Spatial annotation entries
┌──

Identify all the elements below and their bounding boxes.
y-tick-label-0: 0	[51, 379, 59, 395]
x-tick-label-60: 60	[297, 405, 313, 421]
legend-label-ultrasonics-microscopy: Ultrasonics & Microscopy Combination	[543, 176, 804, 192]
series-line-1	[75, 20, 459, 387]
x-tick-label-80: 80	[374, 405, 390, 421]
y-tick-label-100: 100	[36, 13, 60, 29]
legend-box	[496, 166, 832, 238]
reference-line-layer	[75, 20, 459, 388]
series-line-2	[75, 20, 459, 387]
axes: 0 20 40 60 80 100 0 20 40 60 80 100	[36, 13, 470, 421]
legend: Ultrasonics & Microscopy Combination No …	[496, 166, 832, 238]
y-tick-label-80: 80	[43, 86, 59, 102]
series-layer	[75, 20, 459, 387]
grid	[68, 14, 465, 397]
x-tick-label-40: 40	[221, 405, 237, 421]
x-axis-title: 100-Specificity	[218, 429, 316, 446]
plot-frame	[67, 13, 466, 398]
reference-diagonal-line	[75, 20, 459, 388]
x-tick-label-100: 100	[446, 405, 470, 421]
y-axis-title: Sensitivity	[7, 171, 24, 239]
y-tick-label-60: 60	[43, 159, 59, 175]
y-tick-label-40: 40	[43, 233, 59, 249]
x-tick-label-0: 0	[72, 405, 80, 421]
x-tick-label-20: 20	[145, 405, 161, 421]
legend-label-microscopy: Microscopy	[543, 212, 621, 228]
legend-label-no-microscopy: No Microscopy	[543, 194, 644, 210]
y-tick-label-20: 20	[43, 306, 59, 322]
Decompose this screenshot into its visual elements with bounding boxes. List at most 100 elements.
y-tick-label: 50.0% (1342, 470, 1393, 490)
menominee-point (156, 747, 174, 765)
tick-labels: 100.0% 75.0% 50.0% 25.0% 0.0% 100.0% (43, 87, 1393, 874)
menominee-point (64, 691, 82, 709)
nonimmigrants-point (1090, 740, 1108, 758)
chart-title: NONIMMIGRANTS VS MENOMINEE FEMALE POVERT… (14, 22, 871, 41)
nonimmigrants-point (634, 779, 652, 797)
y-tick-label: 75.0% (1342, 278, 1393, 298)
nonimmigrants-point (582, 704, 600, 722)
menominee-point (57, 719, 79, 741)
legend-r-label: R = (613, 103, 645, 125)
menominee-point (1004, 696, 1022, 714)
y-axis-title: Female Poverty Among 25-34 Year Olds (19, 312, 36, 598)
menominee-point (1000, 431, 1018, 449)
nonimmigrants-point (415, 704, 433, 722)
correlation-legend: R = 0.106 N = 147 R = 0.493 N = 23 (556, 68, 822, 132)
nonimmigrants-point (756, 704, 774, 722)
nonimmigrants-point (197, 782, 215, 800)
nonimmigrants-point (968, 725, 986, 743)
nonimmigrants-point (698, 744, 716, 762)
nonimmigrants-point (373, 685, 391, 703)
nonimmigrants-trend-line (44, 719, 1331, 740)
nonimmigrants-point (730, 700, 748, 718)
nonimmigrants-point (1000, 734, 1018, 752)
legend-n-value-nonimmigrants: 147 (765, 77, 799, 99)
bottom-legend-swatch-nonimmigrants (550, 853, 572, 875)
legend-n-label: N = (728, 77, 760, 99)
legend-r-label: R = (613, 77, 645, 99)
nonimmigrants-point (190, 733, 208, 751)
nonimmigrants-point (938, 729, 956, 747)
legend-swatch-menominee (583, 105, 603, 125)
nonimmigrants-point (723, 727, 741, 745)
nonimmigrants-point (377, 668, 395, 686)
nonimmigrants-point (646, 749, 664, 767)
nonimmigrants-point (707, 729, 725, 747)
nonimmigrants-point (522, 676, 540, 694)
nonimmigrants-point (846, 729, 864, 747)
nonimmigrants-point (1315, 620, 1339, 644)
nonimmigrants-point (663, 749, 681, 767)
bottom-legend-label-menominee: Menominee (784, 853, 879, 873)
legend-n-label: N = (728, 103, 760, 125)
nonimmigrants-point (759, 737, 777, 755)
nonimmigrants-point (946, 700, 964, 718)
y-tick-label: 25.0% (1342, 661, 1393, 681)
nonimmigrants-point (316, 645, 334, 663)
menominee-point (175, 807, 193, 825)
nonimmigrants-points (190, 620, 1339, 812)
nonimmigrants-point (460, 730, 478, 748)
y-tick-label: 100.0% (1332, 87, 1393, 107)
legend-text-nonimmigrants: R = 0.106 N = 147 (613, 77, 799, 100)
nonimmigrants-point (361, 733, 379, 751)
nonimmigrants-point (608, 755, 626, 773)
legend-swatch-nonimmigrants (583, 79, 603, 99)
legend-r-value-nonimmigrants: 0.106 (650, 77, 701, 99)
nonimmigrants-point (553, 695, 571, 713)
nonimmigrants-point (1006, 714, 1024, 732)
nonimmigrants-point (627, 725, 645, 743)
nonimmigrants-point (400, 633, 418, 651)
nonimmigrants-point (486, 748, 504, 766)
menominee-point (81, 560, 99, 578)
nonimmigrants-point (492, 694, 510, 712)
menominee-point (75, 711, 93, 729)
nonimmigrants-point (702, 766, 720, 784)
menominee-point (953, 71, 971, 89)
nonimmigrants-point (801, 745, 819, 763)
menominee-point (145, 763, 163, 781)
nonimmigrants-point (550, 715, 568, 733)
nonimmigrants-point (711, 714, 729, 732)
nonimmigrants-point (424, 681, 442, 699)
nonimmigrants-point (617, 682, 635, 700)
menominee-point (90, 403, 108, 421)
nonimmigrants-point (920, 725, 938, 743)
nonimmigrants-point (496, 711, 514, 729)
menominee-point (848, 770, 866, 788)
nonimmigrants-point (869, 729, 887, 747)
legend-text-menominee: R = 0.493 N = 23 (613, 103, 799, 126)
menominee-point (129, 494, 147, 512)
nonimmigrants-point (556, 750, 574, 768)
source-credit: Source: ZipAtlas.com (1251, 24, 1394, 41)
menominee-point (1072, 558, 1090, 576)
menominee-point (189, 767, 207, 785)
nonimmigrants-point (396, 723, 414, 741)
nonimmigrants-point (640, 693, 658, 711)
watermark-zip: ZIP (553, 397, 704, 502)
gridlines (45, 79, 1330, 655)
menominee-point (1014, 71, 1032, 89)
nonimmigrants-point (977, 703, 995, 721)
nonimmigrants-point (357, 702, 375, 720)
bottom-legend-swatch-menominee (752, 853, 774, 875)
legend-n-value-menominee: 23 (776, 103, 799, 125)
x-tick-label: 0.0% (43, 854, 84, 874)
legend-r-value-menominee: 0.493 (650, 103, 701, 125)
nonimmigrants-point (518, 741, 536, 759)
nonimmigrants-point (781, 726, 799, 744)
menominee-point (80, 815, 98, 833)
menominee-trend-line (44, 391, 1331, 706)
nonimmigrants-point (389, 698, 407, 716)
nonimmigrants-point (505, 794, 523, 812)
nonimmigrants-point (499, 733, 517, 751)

└──

Can you repeat every line of the records above word for word, with nothing changed?

[EXERCISE RESPONSE]
Identify all the elements below and their bounding boxes.
y-tick-label-0: 0	[51, 379, 59, 395]
x-tick-label-60: 60	[297, 405, 313, 421]
legend-label-ultrasonics-microscopy: Ultrasonics & Microscopy Combination	[543, 176, 804, 192]
series-line-1	[75, 20, 459, 387]
x-tick-label-80: 80	[374, 405, 390, 421]
y-tick-label-100: 100	[36, 13, 60, 29]
legend-box	[496, 166, 832, 238]
reference-line-layer	[75, 20, 459, 388]
series-line-2	[75, 20, 459, 387]
axes: 0 20 40 60 80 100 0 20 40 60 80 100	[36, 13, 470, 421]
legend: Ultrasonics & Microscopy Combination No …	[496, 166, 832, 238]
y-tick-label-80: 80	[43, 86, 59, 102]
series-layer	[75, 20, 459, 387]
grid	[68, 14, 465, 397]
x-tick-label-40: 40	[221, 405, 237, 421]
x-axis-title: 100-Specificity	[218, 429, 316, 446]
plot-frame	[67, 13, 466, 398]
reference-diagonal-line	[75, 20, 459, 388]
x-tick-label-100: 100	[446, 405, 470, 421]
y-axis-title: Sensitivity	[7, 171, 24, 239]
y-tick-label-60: 60	[43, 159, 59, 175]
y-tick-label-40: 40	[43, 233, 59, 249]
x-tick-label-0: 0	[72, 405, 80, 421]
x-tick-label-20: 20	[145, 405, 161, 421]
legend-label-microscopy: Microscopy	[543, 212, 621, 228]
legend-label-no-microscopy: No Microscopy	[543, 194, 644, 210]
y-tick-label-20: 20	[43, 306, 59, 322]
Decompose this screenshot into its visual elements with bounding boxes. List at most 100 elements.
y-tick-label: 50.0% (1342, 470, 1393, 490)
menominee-point (156, 747, 174, 765)
tick-labels: 100.0% 75.0% 50.0% 25.0% 0.0% 100.0% (43, 87, 1393, 874)
menominee-point (64, 691, 82, 709)
nonimmigrants-point (1090, 740, 1108, 758)
chart-title: NONIMMIGRANTS VS MENOMINEE FEMALE POVERT… (14, 22, 871, 41)
nonimmigrants-point (634, 779, 652, 797)
y-tick-label: 75.0% (1342, 278, 1393, 298)
nonimmigrants-point (582, 704, 600, 722)
menominee-point (57, 719, 79, 741)
legend-r-label: R = (613, 103, 645, 125)
menominee-point (1004, 696, 1022, 714)
y-axis-title: Female Poverty Among 25-34 Year Olds (19, 312, 36, 598)
menominee-point (1000, 431, 1018, 449)
nonimmigrants-point (415, 704, 433, 722)
correlation-legend: R = 0.106 N = 147 R = 0.493 N = 23 (556, 68, 822, 132)
nonimmigrants-point (756, 704, 774, 722)
nonimmigrants-point (197, 782, 215, 800)
nonimmigrants-point (968, 725, 986, 743)
nonimmigrants-point (698, 744, 716, 762)
nonimmigrants-point (373, 685, 391, 703)
nonimmigrants-trend-line (44, 719, 1331, 740)
nonimmigrants-point (730, 700, 748, 718)
nonimmigrants-point (1000, 734, 1018, 752)
legend-n-value-nonimmigrants: 147 (765, 77, 799, 99)
bottom-legend-swatch-nonimmigrants (550, 853, 572, 875)
legend-n-label: N = (728, 77, 760, 99)
legend-r-label: R = (613, 77, 645, 99)
nonimmigrants-point (190, 733, 208, 751)
nonimmigrants-point (938, 729, 956, 747)
legend-swatch-menominee (583, 105, 603, 125)
nonimmigrants-point (723, 727, 741, 745)
nonimmigrants-point (377, 668, 395, 686)
nonimmigrants-point (646, 749, 664, 767)
nonimmigrants-point (707, 729, 725, 747)
nonimmigrants-point (522, 676, 540, 694)
nonimmigrants-point (846, 729, 864, 747)
nonimmigrants-point (1315, 620, 1339, 644)
nonimmigrants-point (663, 749, 681, 767)
bottom-legend-label-menominee: Menominee (784, 853, 879, 873)
legend-n-label: N = (728, 103, 760, 125)
nonimmigrants-point (759, 737, 777, 755)
nonimmigrants-point (946, 700, 964, 718)
y-tick-label: 25.0% (1342, 661, 1393, 681)
nonimmigrants-point (316, 645, 334, 663)
menominee-point (175, 807, 193, 825)
nonimmigrants-points (190, 620, 1339, 812)
nonimmigrants-point (460, 730, 478, 748)
y-tick-label: 100.0% (1332, 87, 1393, 107)
legend-text-nonimmigrants: R = 0.106 N = 147 (613, 77, 799, 100)
nonimmigrants-point (361, 733, 379, 751)
nonimmigrants-point (608, 755, 626, 773)
legend-swatch-nonimmigrants (583, 79, 603, 99)
legend-r-value-nonimmigrants: 0.106 (650, 77, 701, 99)
nonimmigrants-point (553, 695, 571, 713)
nonimmigrants-point (1006, 714, 1024, 732)
nonimmigrants-point (627, 725, 645, 743)
nonimmigrants-point (400, 633, 418, 651)
nonimmigrants-point (486, 748, 504, 766)
menominee-point (81, 560, 99, 578)
nonimmigrants-point (492, 694, 510, 712)
menominee-point (75, 711, 93, 729)
nonimmigrants-point (702, 766, 720, 784)
menominee-point (953, 71, 971, 89)
nonimmigrants-point (801, 745, 819, 763)
menominee-point (145, 763, 163, 781)
nonimmigrants-point (550, 715, 568, 733)
nonimmigrants-point (711, 714, 729, 732)
nonimmigrants-point (424, 681, 442, 699)
nonimmigrants-point (617, 682, 635, 700)
menominee-point (90, 403, 108, 421)
nonimmigrants-point (920, 725, 938, 743)
nonimmigrants-point (496, 711, 514, 729)
menominee-point (848, 770, 866, 788)
nonimmigrants-point (869, 729, 887, 747)
legend-text-menominee: R = 0.493 N = 23 (613, 103, 799, 126)
menominee-point (129, 494, 147, 512)
nonimmigrants-point (556, 750, 574, 768)
source-credit: Source: ZipAtlas.com (1251, 24, 1394, 41)
menominee-point (1072, 558, 1090, 576)
menominee-point (189, 767, 207, 785)
nonimmigrants-point (396, 723, 414, 741)
nonimmigrants-point (640, 693, 658, 711)
watermark-zip: ZIP (553, 397, 704, 502)
gridlines (45, 79, 1330, 655)
menominee-point (1014, 71, 1032, 89)
nonimmigrants-point (977, 703, 995, 721)
nonimmigrants-point (357, 702, 375, 720)
bottom-legend-swatch-menominee (752, 853, 774, 875)
legend-n-value-menominee: 23 (776, 103, 799, 125)
x-tick-label: 0.0% (43, 854, 84, 874)
legend-r-value-menominee: 0.493 (650, 103, 701, 125)
nonimmigrants-point (518, 741, 536, 759)
nonimmigrants-point (781, 726, 799, 744)
menominee-point (80, 815, 98, 833)
menominee-trend-line (44, 391, 1331, 706)
nonimmigrants-point (389, 698, 407, 716)
nonimmigrants-point (505, 794, 523, 812)
nonimmigrants-point (499, 733, 517, 751)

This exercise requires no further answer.